(begin)
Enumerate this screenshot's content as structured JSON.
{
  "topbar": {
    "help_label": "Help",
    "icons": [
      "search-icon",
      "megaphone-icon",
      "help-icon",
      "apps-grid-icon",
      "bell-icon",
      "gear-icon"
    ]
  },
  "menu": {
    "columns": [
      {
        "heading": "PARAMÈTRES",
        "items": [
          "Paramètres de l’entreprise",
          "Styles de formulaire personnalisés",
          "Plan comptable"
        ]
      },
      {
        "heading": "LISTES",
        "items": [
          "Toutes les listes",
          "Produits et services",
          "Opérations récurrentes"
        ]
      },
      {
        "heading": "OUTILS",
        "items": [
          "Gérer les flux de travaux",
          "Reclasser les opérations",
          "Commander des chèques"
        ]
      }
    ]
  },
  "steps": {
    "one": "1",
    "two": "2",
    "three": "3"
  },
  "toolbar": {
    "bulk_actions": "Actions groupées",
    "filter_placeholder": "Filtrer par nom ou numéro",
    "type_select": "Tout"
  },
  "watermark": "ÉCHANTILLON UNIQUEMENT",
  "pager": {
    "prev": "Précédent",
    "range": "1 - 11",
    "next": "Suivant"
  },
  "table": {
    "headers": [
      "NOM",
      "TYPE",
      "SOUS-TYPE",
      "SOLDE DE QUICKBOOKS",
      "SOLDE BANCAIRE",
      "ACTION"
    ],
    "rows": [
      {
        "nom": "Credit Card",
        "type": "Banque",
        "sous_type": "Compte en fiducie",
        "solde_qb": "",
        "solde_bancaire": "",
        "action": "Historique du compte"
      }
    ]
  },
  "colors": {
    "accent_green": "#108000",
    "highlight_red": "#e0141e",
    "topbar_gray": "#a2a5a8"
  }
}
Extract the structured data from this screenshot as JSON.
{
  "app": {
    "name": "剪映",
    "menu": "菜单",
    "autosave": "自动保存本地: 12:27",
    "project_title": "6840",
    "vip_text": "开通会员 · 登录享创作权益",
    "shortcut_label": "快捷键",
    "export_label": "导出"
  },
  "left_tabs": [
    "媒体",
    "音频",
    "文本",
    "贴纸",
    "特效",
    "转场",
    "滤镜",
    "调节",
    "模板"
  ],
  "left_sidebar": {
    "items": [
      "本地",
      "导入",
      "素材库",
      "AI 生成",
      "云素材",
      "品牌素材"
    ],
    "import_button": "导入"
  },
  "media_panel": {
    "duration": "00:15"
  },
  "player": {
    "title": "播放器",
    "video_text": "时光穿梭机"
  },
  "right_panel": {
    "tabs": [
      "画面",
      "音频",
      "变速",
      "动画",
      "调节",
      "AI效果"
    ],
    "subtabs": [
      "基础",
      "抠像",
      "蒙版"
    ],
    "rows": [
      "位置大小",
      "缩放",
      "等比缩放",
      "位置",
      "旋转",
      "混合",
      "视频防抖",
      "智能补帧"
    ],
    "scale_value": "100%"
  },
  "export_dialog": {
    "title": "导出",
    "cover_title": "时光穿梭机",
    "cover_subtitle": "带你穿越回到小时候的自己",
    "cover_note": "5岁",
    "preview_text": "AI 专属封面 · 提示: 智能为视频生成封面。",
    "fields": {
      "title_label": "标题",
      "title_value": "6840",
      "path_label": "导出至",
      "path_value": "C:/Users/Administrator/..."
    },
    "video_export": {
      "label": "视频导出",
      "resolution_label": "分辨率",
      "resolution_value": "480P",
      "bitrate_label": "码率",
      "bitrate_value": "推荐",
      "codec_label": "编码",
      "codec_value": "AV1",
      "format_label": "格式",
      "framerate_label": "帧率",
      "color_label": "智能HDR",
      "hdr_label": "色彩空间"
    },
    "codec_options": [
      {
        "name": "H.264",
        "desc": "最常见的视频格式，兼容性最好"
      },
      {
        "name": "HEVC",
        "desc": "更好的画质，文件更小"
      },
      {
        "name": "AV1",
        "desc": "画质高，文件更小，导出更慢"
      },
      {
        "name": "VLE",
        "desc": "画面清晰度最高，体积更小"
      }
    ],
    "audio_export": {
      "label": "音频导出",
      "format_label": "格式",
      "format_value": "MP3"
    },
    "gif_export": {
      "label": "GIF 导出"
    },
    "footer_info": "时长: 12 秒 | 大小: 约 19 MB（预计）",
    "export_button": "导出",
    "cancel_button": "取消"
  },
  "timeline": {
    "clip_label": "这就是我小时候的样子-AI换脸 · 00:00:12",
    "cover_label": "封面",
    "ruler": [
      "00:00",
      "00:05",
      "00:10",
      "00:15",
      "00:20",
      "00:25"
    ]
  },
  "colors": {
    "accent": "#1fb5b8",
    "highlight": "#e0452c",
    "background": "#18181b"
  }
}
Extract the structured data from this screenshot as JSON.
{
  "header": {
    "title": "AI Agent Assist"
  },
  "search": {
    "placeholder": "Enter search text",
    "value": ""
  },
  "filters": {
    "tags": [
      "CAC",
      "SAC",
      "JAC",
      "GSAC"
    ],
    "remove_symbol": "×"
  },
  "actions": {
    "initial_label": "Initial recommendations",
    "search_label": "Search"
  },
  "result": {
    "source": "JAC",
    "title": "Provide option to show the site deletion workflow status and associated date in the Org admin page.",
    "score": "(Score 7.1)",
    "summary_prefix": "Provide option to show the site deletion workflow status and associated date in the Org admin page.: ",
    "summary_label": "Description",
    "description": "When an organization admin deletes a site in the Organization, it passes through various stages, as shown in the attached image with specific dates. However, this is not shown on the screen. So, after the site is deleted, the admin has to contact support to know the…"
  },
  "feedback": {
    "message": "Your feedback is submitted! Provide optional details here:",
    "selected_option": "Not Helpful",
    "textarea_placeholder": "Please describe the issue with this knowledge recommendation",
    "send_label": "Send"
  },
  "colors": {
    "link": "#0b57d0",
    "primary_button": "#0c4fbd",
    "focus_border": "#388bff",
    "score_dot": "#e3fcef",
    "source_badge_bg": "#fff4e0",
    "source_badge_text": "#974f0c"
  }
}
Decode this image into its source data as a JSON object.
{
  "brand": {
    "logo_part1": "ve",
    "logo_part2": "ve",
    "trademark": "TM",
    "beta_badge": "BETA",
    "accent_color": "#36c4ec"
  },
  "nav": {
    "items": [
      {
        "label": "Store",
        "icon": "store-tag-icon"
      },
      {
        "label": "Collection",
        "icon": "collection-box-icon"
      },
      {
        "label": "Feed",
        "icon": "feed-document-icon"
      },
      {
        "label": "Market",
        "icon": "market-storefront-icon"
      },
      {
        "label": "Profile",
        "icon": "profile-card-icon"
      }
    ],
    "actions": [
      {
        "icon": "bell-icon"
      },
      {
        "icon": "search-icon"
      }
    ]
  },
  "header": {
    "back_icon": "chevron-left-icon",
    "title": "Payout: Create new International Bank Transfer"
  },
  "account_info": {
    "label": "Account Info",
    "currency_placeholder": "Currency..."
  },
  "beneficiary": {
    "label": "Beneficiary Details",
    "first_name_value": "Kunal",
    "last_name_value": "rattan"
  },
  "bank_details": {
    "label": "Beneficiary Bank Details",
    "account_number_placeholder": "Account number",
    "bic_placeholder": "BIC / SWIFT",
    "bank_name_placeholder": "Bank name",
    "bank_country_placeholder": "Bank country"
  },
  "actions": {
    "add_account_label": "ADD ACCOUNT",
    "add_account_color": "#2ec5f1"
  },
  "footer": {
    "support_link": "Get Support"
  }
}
(end)
__TASK STATEMENT__
Word for word, write out all of the data above.

__ANSWER TO THE EXERCISE__
Enumerate this screenshot's content as structured JSON.
{
  "topbar": {
    "help_label": "Help",
    "icons": [
      "search-icon",
      "megaphone-icon",
      "help-icon",
      "apps-grid-icon",
      "bell-icon",
      "gear-icon"
    ]
  },
  "menu": {
    "columns": [
      {
        "heading": "PARAMÈTRES",
        "items": [
          "Paramètres de l’entreprise",
          "Styles de formulaire personnalisés",
          "Plan comptable"
        ]
      },
      {
        "heading": "LISTES",
        "items": [
          "Toutes les listes",
          "Produits et services",
          "Opérations récurrentes"
        ]
      },
      {
        "heading": "OUTILS",
        "items": [
          "Gérer les flux de travaux",
          "Reclasser les opérations",
          "Commander des chèques"
        ]
      }
    ]
  },
  "steps": {
    "one": "1",
    "two": "2",
    "three": "3"
  },
  "toolbar": {
    "bulk_actions": "Actions groupées",
    "filter_placeholder": "Filtrer par nom ou numéro",
    "type_select": "Tout"
  },
  "watermark": "ÉCHANTILLON UNIQUEMENT",
  "pager": {
    "prev": "Précédent",
    "range": "1 - 11",
    "next": "Suivant"
  },
  "table": {
    "headers": [
      "NOM",
      "TYPE",
      "SOUS-TYPE",
      "SOLDE DE QUICKBOOKS",
      "SOLDE BANCAIRE",
      "ACTION"
    ],
    "rows": [
      {
        "nom": "Credit Card",
        "type": "Banque",
        "sous_type": "Compte en fiducie",
        "solde_qb": "",
        "solde_bancaire": "",
        "action": "Historique du compte"
      }
    ]
  },
  "colors": {
    "accent_green": "#108000",
    "highlight_red": "#e0141e",
    "topbar_gray": "#a2a5a8"
  }
}
Extract the structured data from this screenshot as JSON.
{
  "app": {
    "name": "剪映",
    "menu": "菜单",
    "autosave": "自动保存本地: 12:27",
    "project_title": "6840",
    "vip_text": "开通会员 · 登录享创作权益",
    "shortcut_label": "快捷键",
    "export_label": "导出"
  },
  "left_tabs": [
    "媒体",
    "音频",
    "文本",
    "贴纸",
    "特效",
    "转场",
    "滤镜",
    "调节",
    "模板"
  ],
  "left_sidebar": {
    "items": [
      "本地",
      "导入",
      "素材库",
      "AI 生成",
      "云素材",
      "品牌素材"
    ],
    "import_button": "导入"
  },
  "media_panel": {
    "duration": "00:15"
  },
  "player": {
    "title": "播放器",
    "video_text": "时光穿梭机"
  },
  "right_panel": {
    "tabs": [
      "画面",
      "音频",
      "变速",
      "动画",
      "调节",
      "AI效果"
    ],
    "subtabs": [
      "基础",
      "抠像",
      "蒙版"
    ],
    "rows": [
      "位置大小",
      "缩放",
      "等比缩放",
      "位置",
      "旋转",
      "混合",
      "视频防抖",
      "智能补帧"
    ],
    "scale_value": "100%"
  },
  "export_dialog": {
    "title": "导出",
    "cover_title": "时光穿梭机",
    "cover_subtitle": "带你穿越回到小时候的自己",
    "cover_note": "5岁",
    "preview_text": "AI 专属封面 · 提示: 智能为视频生成封面。",
    "fields": {
      "title_label": "标题",
      "title_value": "6840",
      "path_label": "导出至",
      "path_value": "C:/Users/Administrator/..."
    },
    "video_export": {
      "label": "视频导出",
      "resolution_label": "分辨率",
      "resolution_value": "480P",
      "bitrate_label": "码率",
      "bitrate_value": "推荐",
      "codec_label": "编码",
      "codec_value": "AV1",
      "format_label": "格式",
      "framerate_label": "帧率",
      "color_label": "智能HDR",
      "hdr_label": "色彩空间"
    },
    "codec_options": [
      {
        "name": "H.264",
        "desc": "最常见的视频格式，兼容性最好"
      },
      {
        "name": "HEVC",
        "desc": "更好的画质，文件更小"
      },
      {
        "name": "AV1",
        "desc": "画质高，文件更小，导出更慢"
      },
      {
        "name": "VLE",
        "desc": "画面清晰度最高，体积更小"
      }
    ],
    "audio_export": {
      "label": "音频导出",
      "format_label": "格式",
      "format_value": "MP3"
    },
    "gif_export": {
      "label": "GIF 导出"
    },
    "footer_info": "时长: 12 秒 | 大小: 约 19 MB（预计）",
    "export_button": "导出",
    "cancel_button": "取消"
  },
  "timeline": {
    "clip_label": "这就是我小时候的样子-AI换脸 · 00:00:12",
    "cover_label": "封面",
    "ruler": [
      "00:00",
      "00:05",
      "00:10",
      "00:15",
      "00:20",
      "00:25"
    ]
  },
  "colors": {
    "accent": "#1fb5b8",
    "highlight": "#e0452c",
    "background": "#18181b"
  }
}
Extract the structured data from this screenshot as JSON.
{
  "header": {
    "title": "AI Agent Assist"
  },
  "search": {
    "placeholder": "Enter search text",
    "value": ""
  },
  "filters": {
    "tags": [
      "CAC",
      "SAC",
      "JAC",
      "GSAC"
    ],
    "remove_symbol": "×"
  },
  "actions": {
    "initial_label": "Initial recommendations",
    "search_label": "Search"
  },
  "result": {
    "source": "JAC",
    "title": "Provide option to show the site deletion workflow status and associated date in the Org admin page.",
    "score": "(Score 7.1)",
    "summary_prefix": "Provide option to show the site deletion workflow status and associated date in the Org admin page.: ",
    "summary_label": "Description",
    "description": "When an organization admin deletes a site in the Organization, it passes through various stages, as shown in the attached image with specific dates. However, this is not shown on the screen. So, after the site is deleted, the admin has to contact support to know the…"
  },
  "feedback": {
    "message": "Your feedback is submitted! Provide optional details here:",
    "selected_option": "Not Helpful",
    "textarea_placeholder": "Please describe the issue with this knowledge recommendation",
    "send_label": "Send"
  },
  "colors": {
    "link": "#0b57d0",
    "primary_button": "#0c4fbd",
    "focus_border": "#388bff",
    "score_dot": "#e3fcef",
    "source_badge_bg": "#fff4e0",
    "source_badge_text": "#974f0c"
  }
}
Decode this image into its source data as a JSON object.
{
  "brand": {
    "logo_part1": "ve",
    "logo_part2": "ve",
    "trademark": "TM",
    "beta_badge": "BETA",
    "accent_color": "#36c4ec"
  },
  "nav": {
    "items": [
      {
        "label": "Store",
        "icon": "store-tag-icon"
      },
      {
        "label": "Collection",
        "icon": "collection-box-icon"
      },
      {
        "label": "Feed",
        "icon": "feed-document-icon"
      },
      {
        "label": "Market",
        "icon": "market-storefront-icon"
      },
      {
        "label": "Profile",
        "icon": "profile-card-icon"
      }
    ],
    "actions": [
      {
        "icon": "bell-icon"
      },
      {
        "icon": "search-icon"
      }
    ]
  },
  "header": {
    "back_icon": "chevron-left-icon",
    "title": "Payout: Create new International Bank Transfer"
  },
  "account_info": {
    "label": "Account Info",
    "currency_placeholder": "Currency..."
  },
  "beneficiary": {
    "label": "Beneficiary Details",
    "first_name_value": "Kunal",
    "last_name_value": "rattan"
  },
  "bank_details": {
    "label": "Beneficiary Bank Details",
    "account_number_placeholder": "Account number",
    "bic_placeholder": "BIC / SWIFT",
    "bank_name_placeholder": "Bank name",
    "bank_country_placeholder": "Bank country"
  },
  "actions": {
    "add_account_label": "ADD ACCOUNT",
    "add_account_color": "#2ec5f1"
  },
  "footer": {
    "support_link": "Get Support"
  }
}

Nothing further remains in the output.